Problem requirements
Find and copy lines holding "Preview".

Supplied records
----------------------------------------
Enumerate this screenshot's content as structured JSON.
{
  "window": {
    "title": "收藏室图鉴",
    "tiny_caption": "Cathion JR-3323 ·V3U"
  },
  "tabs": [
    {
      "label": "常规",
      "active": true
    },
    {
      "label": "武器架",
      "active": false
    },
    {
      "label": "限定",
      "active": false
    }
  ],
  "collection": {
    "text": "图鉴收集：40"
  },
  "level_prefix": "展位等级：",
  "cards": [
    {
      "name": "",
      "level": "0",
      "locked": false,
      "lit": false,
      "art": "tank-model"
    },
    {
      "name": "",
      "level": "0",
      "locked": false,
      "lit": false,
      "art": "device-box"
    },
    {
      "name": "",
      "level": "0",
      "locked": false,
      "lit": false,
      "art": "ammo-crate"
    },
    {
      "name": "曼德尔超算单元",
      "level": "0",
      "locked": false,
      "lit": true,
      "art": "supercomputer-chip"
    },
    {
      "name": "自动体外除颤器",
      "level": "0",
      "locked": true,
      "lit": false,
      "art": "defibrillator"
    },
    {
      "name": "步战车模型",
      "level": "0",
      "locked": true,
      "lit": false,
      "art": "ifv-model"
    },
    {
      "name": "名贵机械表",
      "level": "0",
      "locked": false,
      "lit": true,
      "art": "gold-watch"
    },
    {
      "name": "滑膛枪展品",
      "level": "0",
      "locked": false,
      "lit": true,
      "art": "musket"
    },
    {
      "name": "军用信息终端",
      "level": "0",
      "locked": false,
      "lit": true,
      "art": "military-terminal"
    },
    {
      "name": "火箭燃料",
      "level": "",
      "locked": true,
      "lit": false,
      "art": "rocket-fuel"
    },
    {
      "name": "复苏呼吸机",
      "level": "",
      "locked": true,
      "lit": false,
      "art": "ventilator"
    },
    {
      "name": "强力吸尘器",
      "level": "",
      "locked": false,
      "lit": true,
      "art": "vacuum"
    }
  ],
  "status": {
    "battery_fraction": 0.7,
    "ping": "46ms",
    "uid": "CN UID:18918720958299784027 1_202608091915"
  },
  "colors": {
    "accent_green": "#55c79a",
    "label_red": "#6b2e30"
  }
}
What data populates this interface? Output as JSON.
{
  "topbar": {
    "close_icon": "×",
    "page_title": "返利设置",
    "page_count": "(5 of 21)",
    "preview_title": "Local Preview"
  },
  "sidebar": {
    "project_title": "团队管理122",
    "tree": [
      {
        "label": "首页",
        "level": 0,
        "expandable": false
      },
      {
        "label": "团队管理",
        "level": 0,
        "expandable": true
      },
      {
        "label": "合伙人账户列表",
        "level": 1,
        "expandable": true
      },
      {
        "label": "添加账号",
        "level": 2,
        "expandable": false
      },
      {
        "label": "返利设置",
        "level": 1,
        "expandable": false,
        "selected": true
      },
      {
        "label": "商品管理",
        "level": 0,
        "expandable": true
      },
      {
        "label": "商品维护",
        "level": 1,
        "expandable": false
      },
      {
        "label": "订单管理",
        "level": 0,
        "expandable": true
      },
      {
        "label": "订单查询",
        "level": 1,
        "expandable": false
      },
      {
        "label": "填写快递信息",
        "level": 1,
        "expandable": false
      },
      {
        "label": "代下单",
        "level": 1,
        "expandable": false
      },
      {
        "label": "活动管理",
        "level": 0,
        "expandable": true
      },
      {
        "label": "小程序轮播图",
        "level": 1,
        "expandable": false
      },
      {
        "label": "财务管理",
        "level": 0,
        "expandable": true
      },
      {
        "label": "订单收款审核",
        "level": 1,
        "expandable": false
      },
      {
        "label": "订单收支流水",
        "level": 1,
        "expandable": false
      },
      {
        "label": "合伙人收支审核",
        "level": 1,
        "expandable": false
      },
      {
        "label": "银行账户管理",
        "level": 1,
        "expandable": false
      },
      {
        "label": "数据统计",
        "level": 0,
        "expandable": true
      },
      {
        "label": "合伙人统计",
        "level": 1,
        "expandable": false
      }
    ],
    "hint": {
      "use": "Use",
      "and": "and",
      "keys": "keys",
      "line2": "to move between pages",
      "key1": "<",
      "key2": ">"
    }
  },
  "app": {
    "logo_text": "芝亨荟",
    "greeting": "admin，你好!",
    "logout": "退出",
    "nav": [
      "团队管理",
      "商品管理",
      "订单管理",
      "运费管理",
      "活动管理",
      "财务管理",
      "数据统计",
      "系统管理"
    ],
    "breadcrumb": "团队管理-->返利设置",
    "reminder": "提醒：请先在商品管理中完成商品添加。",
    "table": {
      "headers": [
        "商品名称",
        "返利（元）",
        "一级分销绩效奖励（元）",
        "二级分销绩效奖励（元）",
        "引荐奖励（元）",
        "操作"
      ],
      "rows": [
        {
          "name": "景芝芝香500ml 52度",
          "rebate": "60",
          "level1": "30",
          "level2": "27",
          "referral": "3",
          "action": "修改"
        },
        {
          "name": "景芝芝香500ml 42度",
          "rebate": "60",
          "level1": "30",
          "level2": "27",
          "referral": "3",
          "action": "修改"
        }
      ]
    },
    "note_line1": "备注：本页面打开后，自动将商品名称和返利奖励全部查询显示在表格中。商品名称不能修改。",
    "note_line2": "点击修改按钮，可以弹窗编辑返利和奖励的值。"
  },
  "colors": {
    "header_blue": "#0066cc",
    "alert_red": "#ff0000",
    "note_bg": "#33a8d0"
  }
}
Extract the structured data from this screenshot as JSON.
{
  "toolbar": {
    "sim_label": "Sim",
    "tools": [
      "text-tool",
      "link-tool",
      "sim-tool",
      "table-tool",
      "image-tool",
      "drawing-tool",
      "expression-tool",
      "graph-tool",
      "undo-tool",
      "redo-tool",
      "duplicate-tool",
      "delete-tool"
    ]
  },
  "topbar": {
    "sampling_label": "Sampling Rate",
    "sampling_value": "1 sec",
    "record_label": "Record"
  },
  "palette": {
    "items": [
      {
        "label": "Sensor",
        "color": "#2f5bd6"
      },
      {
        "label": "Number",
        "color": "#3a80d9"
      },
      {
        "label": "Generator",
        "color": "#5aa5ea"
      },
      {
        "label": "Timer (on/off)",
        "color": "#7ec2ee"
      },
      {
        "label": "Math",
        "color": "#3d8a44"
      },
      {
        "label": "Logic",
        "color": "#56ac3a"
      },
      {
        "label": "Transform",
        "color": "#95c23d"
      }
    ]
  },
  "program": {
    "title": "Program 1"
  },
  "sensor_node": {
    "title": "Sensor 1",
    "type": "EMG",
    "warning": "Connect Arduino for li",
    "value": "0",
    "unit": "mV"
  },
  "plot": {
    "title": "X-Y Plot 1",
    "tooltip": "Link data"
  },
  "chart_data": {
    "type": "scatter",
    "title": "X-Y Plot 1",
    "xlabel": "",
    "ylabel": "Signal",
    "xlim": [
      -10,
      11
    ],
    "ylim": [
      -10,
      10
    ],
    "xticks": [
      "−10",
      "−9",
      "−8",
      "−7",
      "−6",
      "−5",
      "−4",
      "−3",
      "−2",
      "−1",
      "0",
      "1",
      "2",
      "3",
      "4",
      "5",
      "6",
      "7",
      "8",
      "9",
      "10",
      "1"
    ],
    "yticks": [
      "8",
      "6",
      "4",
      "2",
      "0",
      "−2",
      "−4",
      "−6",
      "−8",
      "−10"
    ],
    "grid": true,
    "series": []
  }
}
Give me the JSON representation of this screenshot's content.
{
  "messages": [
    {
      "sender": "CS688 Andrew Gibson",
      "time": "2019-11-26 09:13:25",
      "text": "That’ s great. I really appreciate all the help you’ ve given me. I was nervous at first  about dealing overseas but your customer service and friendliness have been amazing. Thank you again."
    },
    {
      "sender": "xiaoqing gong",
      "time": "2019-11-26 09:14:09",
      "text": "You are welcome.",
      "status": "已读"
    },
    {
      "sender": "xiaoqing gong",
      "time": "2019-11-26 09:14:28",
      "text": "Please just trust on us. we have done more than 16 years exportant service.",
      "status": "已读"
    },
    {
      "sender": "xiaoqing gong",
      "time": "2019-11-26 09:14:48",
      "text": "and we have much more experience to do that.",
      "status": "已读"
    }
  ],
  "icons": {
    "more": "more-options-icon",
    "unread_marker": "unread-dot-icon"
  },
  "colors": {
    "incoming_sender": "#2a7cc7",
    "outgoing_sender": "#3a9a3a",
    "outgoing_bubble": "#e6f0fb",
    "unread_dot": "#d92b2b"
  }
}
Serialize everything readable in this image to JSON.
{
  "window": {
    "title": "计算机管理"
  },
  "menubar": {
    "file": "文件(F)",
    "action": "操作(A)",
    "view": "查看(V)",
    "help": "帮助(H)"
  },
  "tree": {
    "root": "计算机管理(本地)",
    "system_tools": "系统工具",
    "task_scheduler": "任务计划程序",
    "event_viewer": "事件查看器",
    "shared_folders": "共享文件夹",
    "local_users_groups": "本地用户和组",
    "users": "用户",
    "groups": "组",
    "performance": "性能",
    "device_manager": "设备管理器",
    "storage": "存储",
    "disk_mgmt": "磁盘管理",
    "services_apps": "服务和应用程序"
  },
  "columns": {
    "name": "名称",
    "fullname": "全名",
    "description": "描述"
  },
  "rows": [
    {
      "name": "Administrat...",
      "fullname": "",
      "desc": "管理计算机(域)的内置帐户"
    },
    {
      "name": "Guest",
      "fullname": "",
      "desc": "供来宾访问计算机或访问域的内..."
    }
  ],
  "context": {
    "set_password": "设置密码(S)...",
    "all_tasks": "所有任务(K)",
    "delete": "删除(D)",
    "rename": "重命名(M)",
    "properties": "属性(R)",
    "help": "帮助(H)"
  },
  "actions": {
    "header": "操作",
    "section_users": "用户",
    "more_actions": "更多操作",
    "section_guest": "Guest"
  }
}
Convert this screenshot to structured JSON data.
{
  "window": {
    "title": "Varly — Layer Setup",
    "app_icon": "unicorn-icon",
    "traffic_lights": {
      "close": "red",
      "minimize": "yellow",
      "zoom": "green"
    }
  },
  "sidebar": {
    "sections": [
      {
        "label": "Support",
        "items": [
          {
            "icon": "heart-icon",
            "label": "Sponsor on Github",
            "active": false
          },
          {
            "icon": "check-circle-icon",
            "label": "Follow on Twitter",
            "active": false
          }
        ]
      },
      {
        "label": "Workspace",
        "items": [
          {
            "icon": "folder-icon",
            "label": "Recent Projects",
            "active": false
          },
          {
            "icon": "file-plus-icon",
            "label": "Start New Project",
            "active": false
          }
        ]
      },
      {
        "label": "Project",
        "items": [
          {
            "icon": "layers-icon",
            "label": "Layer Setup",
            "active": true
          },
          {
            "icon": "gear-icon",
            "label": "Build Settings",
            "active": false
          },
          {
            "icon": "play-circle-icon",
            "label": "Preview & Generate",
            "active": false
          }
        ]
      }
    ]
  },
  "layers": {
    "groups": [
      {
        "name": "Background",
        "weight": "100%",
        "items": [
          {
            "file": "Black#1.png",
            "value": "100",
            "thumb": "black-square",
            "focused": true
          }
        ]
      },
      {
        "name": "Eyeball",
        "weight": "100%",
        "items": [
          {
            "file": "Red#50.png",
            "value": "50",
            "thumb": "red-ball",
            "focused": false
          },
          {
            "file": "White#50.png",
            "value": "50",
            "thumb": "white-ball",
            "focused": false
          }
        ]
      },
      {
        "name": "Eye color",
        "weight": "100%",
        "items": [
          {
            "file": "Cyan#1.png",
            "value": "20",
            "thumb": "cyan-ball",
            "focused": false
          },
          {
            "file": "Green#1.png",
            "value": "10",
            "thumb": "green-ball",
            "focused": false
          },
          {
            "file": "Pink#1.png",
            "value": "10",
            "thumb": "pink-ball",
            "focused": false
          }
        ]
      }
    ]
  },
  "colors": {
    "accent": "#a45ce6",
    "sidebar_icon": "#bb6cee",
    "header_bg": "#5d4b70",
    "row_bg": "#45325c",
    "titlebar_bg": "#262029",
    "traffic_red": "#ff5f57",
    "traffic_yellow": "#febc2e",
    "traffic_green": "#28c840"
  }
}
----------------------------------------
Result
    "preview_title": "Local Preview"
            "label": "Preview & Generate",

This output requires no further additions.